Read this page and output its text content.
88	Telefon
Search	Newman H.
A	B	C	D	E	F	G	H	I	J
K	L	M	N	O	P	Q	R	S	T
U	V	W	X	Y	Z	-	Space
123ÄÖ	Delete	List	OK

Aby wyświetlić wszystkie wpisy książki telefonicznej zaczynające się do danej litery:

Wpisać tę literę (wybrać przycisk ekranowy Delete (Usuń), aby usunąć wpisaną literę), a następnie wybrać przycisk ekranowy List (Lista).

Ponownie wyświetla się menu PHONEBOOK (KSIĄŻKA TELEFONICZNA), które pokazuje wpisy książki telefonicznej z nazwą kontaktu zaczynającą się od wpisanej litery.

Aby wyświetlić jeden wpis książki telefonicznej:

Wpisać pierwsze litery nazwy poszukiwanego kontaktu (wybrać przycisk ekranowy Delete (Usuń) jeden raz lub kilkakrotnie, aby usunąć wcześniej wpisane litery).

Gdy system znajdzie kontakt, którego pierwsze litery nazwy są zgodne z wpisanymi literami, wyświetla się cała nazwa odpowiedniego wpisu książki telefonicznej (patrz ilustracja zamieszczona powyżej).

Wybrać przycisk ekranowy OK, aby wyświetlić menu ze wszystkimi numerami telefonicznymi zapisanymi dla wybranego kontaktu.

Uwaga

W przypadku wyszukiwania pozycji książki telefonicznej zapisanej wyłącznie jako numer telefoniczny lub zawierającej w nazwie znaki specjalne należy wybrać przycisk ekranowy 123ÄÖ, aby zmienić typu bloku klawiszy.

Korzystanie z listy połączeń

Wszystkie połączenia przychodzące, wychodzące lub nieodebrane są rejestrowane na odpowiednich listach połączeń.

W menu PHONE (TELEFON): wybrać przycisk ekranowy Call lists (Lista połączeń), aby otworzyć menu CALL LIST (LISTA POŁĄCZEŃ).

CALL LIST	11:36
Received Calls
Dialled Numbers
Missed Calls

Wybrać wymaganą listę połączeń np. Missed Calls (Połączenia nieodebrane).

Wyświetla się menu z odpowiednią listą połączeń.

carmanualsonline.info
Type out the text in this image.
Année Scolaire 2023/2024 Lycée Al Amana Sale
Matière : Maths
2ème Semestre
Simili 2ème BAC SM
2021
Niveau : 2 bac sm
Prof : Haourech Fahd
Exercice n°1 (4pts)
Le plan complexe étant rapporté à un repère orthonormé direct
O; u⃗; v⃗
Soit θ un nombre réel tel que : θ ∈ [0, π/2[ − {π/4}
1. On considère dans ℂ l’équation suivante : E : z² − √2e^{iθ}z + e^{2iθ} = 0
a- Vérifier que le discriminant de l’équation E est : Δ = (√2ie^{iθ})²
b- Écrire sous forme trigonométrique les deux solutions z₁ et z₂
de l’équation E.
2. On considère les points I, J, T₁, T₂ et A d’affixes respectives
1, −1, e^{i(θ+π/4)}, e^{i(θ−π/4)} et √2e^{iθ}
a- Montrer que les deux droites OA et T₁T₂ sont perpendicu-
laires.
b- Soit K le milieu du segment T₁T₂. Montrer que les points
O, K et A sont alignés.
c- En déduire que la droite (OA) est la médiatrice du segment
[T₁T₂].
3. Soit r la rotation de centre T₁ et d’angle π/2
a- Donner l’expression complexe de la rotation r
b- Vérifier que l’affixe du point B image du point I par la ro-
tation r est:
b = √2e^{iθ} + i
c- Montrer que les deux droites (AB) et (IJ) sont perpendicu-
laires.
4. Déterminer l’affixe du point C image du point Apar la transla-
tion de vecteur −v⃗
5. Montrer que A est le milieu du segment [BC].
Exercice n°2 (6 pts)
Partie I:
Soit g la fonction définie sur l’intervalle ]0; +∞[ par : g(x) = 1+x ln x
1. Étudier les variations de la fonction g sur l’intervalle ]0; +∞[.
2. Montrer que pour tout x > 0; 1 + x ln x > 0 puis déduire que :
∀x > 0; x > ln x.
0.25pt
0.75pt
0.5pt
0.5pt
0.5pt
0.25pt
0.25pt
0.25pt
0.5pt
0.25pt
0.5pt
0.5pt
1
━━━
• **WORK INSTRUCTIONS**
Pull out all lines containing "this".

• **TASK RESULT**
Read this page and output its text content.
Type out the text in this image.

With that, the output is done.